- **Problem to solve**
Write out each line of the records below again, putting "Thermal" in place of "Emitted" and keeping everything else the same. Leave out the pictures.

- **Supplied material**
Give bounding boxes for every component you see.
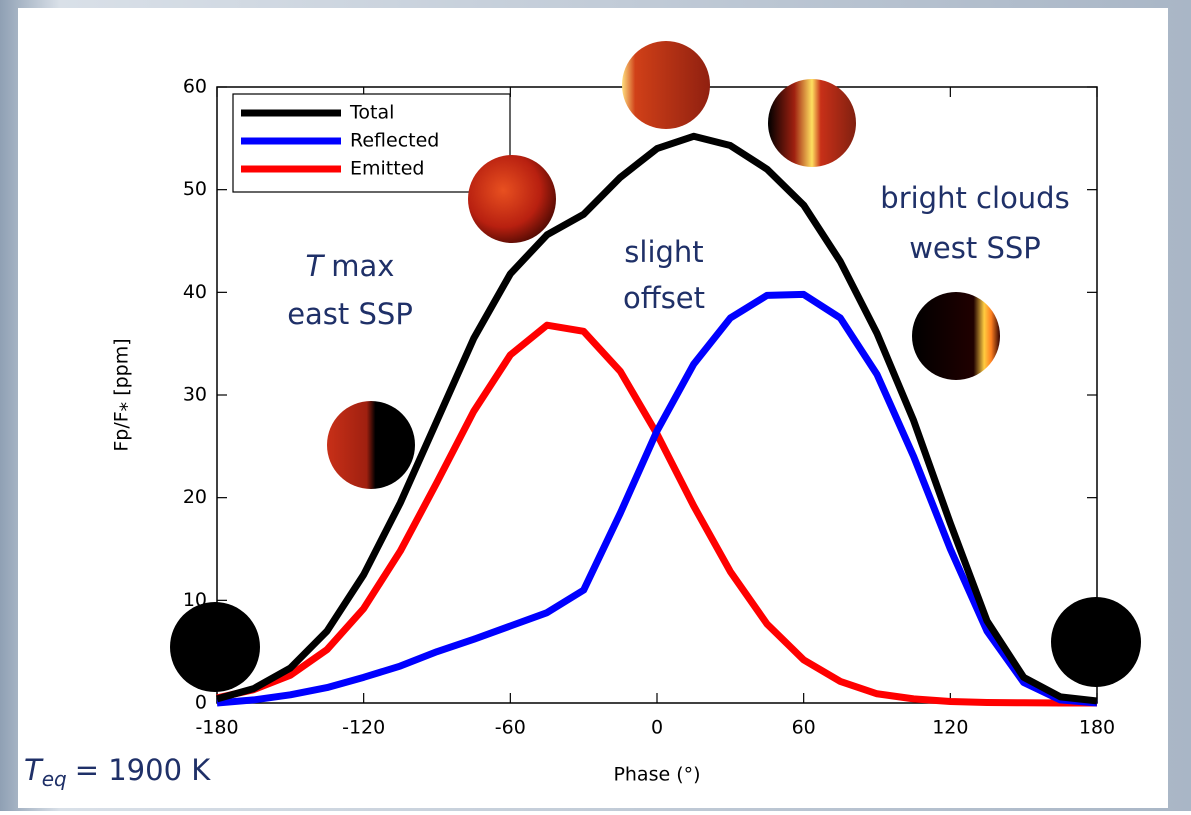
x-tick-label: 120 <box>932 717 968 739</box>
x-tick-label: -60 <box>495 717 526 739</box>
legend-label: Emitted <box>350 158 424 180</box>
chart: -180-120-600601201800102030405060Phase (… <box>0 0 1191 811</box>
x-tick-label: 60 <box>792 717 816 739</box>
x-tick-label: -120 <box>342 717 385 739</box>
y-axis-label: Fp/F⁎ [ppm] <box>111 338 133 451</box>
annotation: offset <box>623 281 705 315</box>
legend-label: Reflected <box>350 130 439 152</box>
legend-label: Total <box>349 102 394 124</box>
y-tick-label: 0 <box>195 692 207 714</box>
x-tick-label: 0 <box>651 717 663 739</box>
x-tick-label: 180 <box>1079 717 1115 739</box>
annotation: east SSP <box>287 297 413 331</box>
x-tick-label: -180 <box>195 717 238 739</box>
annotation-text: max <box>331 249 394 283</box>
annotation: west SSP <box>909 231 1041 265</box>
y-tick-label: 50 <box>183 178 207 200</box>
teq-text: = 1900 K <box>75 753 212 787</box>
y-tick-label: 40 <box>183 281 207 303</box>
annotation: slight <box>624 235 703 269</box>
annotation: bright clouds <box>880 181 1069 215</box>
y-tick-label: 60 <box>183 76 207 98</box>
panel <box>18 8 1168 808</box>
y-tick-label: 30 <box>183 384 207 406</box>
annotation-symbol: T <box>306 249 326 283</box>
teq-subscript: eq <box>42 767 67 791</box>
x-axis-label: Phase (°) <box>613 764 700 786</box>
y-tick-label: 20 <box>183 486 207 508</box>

- **Output for this exercise**
Give bounding boxes for every component you see.
x-tick-label: 120 <box>932 717 968 739</box>
x-tick-label: -60 <box>495 717 526 739</box>
legend-label: Thermal <box>350 158 424 180</box>
chart: -180-120-600601201800102030405060Phase (… <box>0 0 1191 811</box>
x-tick-label: 60 <box>792 717 816 739</box>
x-tick-label: -120 <box>342 717 385 739</box>
y-axis-label: Fp/F⁎ [ppm] <box>111 338 133 451</box>
annotation: offset <box>623 281 705 315</box>
legend-label: Reflected <box>350 130 439 152</box>
legend-label: Total <box>349 102 394 124</box>
y-tick-label: 0 <box>195 692 207 714</box>
x-tick-label: 0 <box>651 717 663 739</box>
x-tick-label: 180 <box>1079 717 1115 739</box>
annotation: east SSP <box>287 297 413 331</box>
x-tick-label: -180 <box>195 717 238 739</box>
annotation-text: max <box>331 249 394 283</box>
annotation: west SSP <box>909 231 1041 265</box>
y-tick-label: 50 <box>183 178 207 200</box>
teq-text: = 1900 K <box>75 753 212 787</box>
y-tick-label: 40 <box>183 281 207 303</box>
annotation: slight <box>624 235 703 269</box>
annotation: bright clouds <box>880 181 1069 215</box>
y-tick-label: 60 <box>183 76 207 98</box>
panel <box>18 8 1168 808</box>
y-tick-label: 30 <box>183 384 207 406</box>
annotation-symbol: T <box>306 249 326 283</box>
teq-subscript: eq <box>42 767 67 791</box>
x-axis-label: Phase (°) <box>613 764 700 786</box>
y-tick-label: 20 <box>183 486 207 508</box>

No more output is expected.